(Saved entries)

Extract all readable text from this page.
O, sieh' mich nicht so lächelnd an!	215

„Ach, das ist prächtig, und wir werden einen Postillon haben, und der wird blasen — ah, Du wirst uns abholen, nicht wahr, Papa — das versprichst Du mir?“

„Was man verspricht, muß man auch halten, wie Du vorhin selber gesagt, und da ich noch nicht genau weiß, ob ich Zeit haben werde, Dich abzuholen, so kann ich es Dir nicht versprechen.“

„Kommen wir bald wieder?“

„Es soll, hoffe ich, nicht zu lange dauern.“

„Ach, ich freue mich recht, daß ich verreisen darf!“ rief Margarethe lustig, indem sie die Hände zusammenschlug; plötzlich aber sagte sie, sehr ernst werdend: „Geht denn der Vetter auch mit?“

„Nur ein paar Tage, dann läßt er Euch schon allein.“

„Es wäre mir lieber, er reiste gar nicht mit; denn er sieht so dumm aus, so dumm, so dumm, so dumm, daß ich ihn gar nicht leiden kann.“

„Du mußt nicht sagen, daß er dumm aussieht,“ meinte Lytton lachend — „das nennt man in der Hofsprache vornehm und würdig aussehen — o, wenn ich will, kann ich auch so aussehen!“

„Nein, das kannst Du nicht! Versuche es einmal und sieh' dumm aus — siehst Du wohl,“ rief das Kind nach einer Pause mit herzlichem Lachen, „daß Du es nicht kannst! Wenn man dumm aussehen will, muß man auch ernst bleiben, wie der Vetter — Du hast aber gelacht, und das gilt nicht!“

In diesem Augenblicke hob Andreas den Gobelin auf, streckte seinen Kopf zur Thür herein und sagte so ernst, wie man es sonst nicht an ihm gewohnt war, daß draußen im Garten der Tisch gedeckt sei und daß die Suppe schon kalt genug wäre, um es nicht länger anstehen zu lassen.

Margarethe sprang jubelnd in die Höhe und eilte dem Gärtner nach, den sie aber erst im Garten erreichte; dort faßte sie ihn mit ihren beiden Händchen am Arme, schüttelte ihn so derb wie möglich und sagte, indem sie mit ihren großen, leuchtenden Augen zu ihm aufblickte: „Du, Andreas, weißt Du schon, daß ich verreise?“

Task: Your task is to give the records above again, exactly.

Solution for this problem:
Extract all readable text from this page.
O, sieh' mich nicht so lächelnd an!	215

„Ach, das ist prächtig, und wir werden einen Postillon haben, und der wird blasen — ah, Du wirst uns abholen, nicht wahr, Papa — das versprichst Du mir?“

„Was man verspricht, muß man auch halten, wie Du vorhin selber gesagt, und da ich noch nicht genau weiß, ob ich Zeit haben werde, Dich abzuholen, so kann ich es Dir nicht versprechen.“

„Kommen wir bald wieder?“

„Es soll, hoffe ich, nicht zu lange dauern.“

„Ach, ich freue mich recht, daß ich verreisen darf!“ rief Margarethe lustig, indem sie die Hände zusammenschlug; plötzlich aber sagte sie, sehr ernst werdend: „Geht denn der Vetter auch mit?“

„Nur ein paar Tage, dann läßt er Euch schon allein.“

„Es wäre mir lieber, er reiste gar nicht mit; denn er sieht so dumm aus, so dumm, so dumm, so dumm, daß ich ihn gar nicht leiden kann.“

„Du mußt nicht sagen, daß er dumm aussieht,“ meinte Lytton lachend — „das nennt man in der Hofsprache vornehm und würdig aussehen — o, wenn ich will, kann ich auch so aussehen!“

„Nein, das kannst Du nicht! Versuche es einmal und sieh' dumm aus — siehst Du wohl,“ rief das Kind nach einer Pause mit herzlichem Lachen, „daß Du es nicht kannst! Wenn man dumm aussehen will, muß man auch ernst bleiben, wie der Vetter — Du hast aber gelacht, und das gilt nicht!“

In diesem Augenblicke hob Andreas den Gobelin auf, streckte seinen Kopf zur Thür herein und sagte so ernst, wie man es sonst nicht an ihm gewohnt war, daß draußen im Garten der Tisch gedeckt sei und daß die Suppe schon kalt genug wäre, um es nicht länger anstehen zu lassen.

Margarethe sprang jubelnd in die Höhe und eilte dem Gärtner nach, den sie aber erst im Garten erreichte; dort faßte sie ihn mit ihren beiden Händchen am Arme, schüttelte ihn so derb wie möglich und sagte, indem sie mit ihren großen, leuchtenden Augen zu ihm aufblickte: „Du, Andreas, weißt Du schon, daß ich verreise?“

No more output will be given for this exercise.